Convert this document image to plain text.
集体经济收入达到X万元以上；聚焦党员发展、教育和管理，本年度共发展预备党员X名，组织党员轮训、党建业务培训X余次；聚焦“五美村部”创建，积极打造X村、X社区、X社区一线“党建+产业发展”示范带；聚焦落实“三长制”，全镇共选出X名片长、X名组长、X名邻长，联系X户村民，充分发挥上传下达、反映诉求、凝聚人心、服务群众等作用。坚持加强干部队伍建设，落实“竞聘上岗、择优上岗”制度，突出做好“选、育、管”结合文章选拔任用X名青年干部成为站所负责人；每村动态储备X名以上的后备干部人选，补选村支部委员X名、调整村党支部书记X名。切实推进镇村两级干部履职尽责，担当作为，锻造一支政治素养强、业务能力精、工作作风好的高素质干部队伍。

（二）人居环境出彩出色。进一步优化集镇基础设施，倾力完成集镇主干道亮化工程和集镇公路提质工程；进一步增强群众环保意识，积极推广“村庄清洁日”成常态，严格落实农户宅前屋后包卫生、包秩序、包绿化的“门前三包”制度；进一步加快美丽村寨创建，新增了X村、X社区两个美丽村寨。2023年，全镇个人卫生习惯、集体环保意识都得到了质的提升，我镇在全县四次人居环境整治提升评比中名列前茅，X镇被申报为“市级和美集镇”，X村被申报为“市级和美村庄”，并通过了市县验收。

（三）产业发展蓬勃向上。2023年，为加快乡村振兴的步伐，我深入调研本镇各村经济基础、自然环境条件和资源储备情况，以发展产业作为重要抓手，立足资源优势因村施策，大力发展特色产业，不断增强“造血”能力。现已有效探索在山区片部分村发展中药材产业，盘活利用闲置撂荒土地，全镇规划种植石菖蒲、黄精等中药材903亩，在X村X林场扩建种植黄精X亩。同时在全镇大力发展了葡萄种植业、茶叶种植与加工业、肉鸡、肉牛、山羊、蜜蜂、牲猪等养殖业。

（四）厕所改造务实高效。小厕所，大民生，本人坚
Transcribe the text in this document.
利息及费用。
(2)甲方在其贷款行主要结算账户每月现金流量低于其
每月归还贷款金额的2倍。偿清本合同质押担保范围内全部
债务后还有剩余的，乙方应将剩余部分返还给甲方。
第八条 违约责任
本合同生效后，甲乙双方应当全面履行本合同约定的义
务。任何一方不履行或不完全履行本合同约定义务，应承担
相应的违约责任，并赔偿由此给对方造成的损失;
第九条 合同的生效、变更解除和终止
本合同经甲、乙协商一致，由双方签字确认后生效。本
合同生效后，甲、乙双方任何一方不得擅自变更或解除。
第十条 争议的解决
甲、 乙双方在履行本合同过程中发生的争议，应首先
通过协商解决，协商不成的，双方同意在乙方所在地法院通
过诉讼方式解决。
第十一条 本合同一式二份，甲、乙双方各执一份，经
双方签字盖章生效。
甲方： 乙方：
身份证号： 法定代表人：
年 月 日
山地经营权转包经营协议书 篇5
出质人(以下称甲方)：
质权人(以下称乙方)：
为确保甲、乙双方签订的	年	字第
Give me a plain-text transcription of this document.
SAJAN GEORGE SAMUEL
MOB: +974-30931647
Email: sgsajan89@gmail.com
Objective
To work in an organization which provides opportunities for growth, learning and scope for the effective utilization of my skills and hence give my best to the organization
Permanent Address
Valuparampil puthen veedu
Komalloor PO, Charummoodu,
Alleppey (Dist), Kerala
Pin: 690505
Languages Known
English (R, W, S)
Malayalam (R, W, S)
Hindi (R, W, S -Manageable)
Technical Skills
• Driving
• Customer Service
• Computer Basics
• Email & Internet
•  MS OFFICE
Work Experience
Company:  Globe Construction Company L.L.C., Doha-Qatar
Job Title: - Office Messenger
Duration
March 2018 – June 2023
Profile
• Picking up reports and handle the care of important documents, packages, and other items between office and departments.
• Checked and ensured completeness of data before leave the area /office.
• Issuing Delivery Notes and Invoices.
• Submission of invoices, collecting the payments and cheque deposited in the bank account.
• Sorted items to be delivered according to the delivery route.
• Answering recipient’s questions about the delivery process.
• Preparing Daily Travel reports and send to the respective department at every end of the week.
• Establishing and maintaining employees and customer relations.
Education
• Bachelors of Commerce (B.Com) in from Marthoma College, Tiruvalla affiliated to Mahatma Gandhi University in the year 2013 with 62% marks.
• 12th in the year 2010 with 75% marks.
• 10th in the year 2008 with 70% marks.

EXERCISE GOAL: Select and copy every line from the records that includes the word "reports".

THE RESPONSE:
• Picking up reports and handle the care of important documents, packages, and other items between office and departments.
• Preparing Daily Travel reports and send to the respective department at every end of the week.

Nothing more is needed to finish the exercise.